----- Material supplied
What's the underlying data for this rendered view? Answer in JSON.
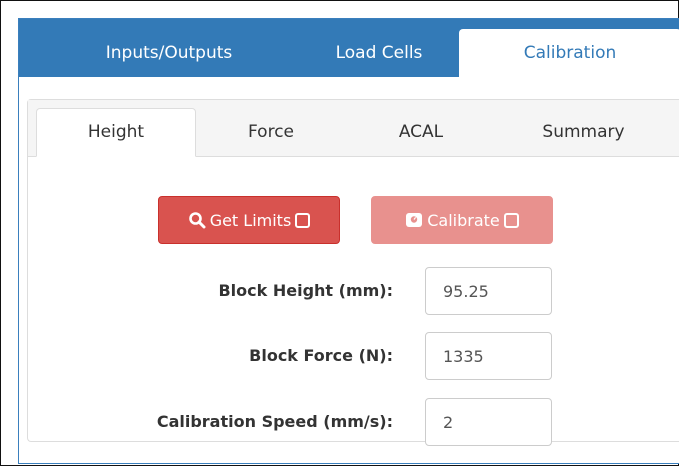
{
  "top_tabs": [
    {
      "label": "Inputs/Outputs",
      "active": false
    },
    {
      "label": "Load Cells",
      "active": false
    },
    {
      "label": "Calibration",
      "active": true
    }
  ],
  "sub_tabs": [
    {
      "label": "Height",
      "active": true
    },
    {
      "label": "Force",
      "active": false
    },
    {
      "label": "ACAL",
      "active": false
    },
    {
      "label": "Summary",
      "active": false
    }
  ],
  "buttons": {
    "get_limits": {
      "label": "Get Limits",
      "icon": "search-icon",
      "enabled": true
    },
    "calibrate": {
      "label": "Calibrate",
      "icon": "scale-icon",
      "enabled": false
    }
  },
  "fields": [
    {
      "label": "Block Height (mm):",
      "value": "95.25"
    },
    {
      "label": "Block Force (N):",
      "value": "1335"
    },
    {
      "label": "Calibration Speed (mm/s):",
      "value": "2"
    }
  ],
  "colors": {
    "primary": "#337ab7",
    "danger": "#d9534f",
    "danger_disabled": "#e8918e"
  }
}
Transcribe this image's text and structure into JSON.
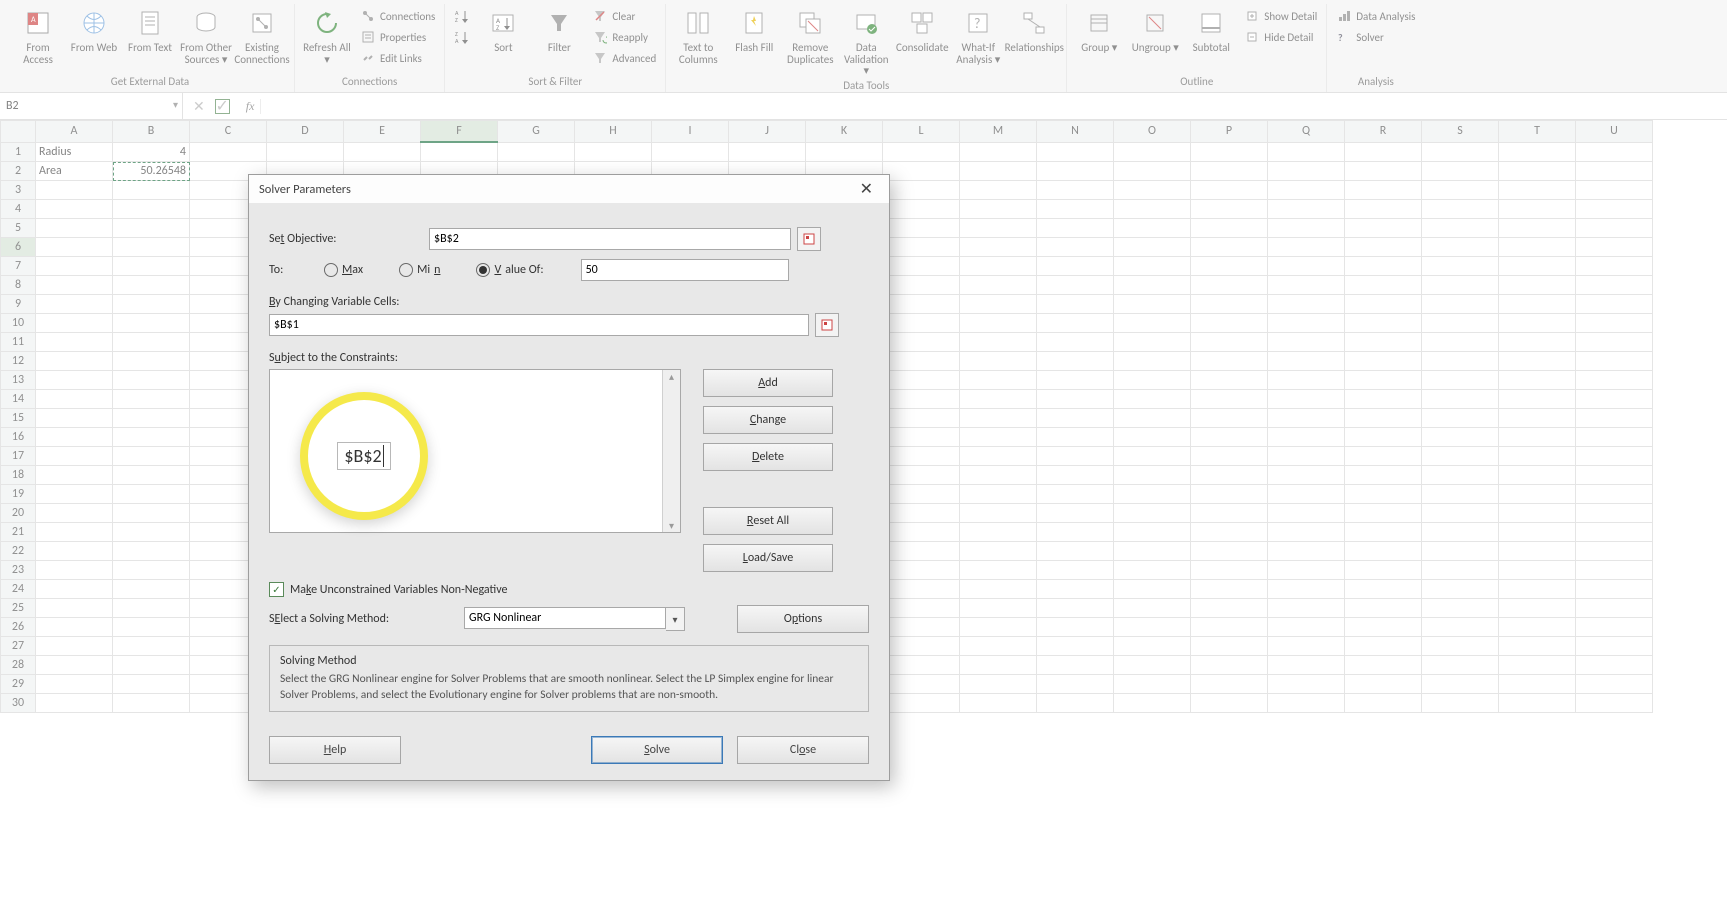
{
  "ribbon": {
    "groups": {
      "get_external": {
        "label": "Get External Data",
        "access": "From\nAccess",
        "web": "From\nWeb",
        "text": "From\nText",
        "other": "From Other\nSources ▾",
        "existing": "Existing\nConnections"
      },
      "connections": {
        "label": "Connections",
        "refresh": "Refresh\nAll ▾",
        "conn": "Connections",
        "prop": "Properties",
        "edit": "Edit Links"
      },
      "sortfilter": {
        "label": "Sort & Filter",
        "az": "A↓Z",
        "za": "Z↓A",
        "sort": "Sort",
        "filter": "Filter",
        "clear": "Clear",
        "reapply": "Reapply",
        "adv": "Advanced"
      },
      "datatools": {
        "label": "Data Tools",
        "t2c": "Text to\nColumns",
        "flash": "Flash\nFill",
        "remdup": "Remove\nDuplicates",
        "valid": "Data\nValidation ▾",
        "consol": "Consolidate",
        "whatif": "What-If\nAnalysis ▾",
        "rel": "Relationships"
      },
      "outline": {
        "label": "Outline",
        "group": "Group\n▾",
        "ungroup": "Ungroup\n▾",
        "subtotal": "Subtotal",
        "showd": "Show Detail",
        "hided": "Hide Detail"
      },
      "analysis": {
        "label": "Analysis",
        "da": "Data Analysis",
        "solver": "Solver"
      }
    }
  },
  "formula_bar": {
    "namebox": "B2",
    "fx": "fx"
  },
  "sheet": {
    "cols": [
      "A",
      "B",
      "C",
      "D",
      "E",
      "F",
      "G",
      "H",
      "I",
      "J",
      "K",
      "L",
      "M",
      "N",
      "O",
      "P",
      "Q",
      "R",
      "S",
      "T",
      "U"
    ],
    "rows": 30,
    "cells": {
      "A1": "Radius",
      "B1": "4",
      "A2": "Area",
      "B2": "50.26548"
    },
    "selected": "B6",
    "selected_col": "F",
    "marquee": "B2"
  },
  "dialog": {
    "title": "Solver Parameters",
    "set_objective_lbl": "Set Objective:",
    "set_objective_u": "t",
    "set_objective_val": "$B$2",
    "to_lbl": "To:",
    "max": "Max",
    "min": "Min",
    "valueof": "Value Of:",
    "valueof_val": "50",
    "changing_lbl": "By Changing Variable Cells:",
    "changing_u": "B",
    "changing_val": "$B$1",
    "constraints_lbl": "Subject to the Constraints:",
    "constraints_u": "u",
    "add": "Add",
    "change": "Change",
    "delete": "Delete",
    "reset": "Reset All",
    "load": "Load/Save",
    "options": "Options",
    "unconstrained": "Make Unconstrained Variables Non-Negative",
    "unconstrained_u": "k",
    "method_lbl": "Select a Solving Method:",
    "method_u": "E",
    "method_val": "GRG Nonlinear",
    "info_title": "Solving Method",
    "info_desc": "Select the GRG Nonlinear engine for Solver Problems that are smooth nonlinear. Select the LP Simplex engine for linear Solver Problems, and select the Evolutionary engine for Solver problems that are non-smooth.",
    "help": "Help",
    "solve": "Solve",
    "close": "Close"
  },
  "callout": {
    "text": "$B$2"
  }
}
----------
*What this task involves*. Return only the number of lines in the entries that contain the string "Detail".

*The answer*. 2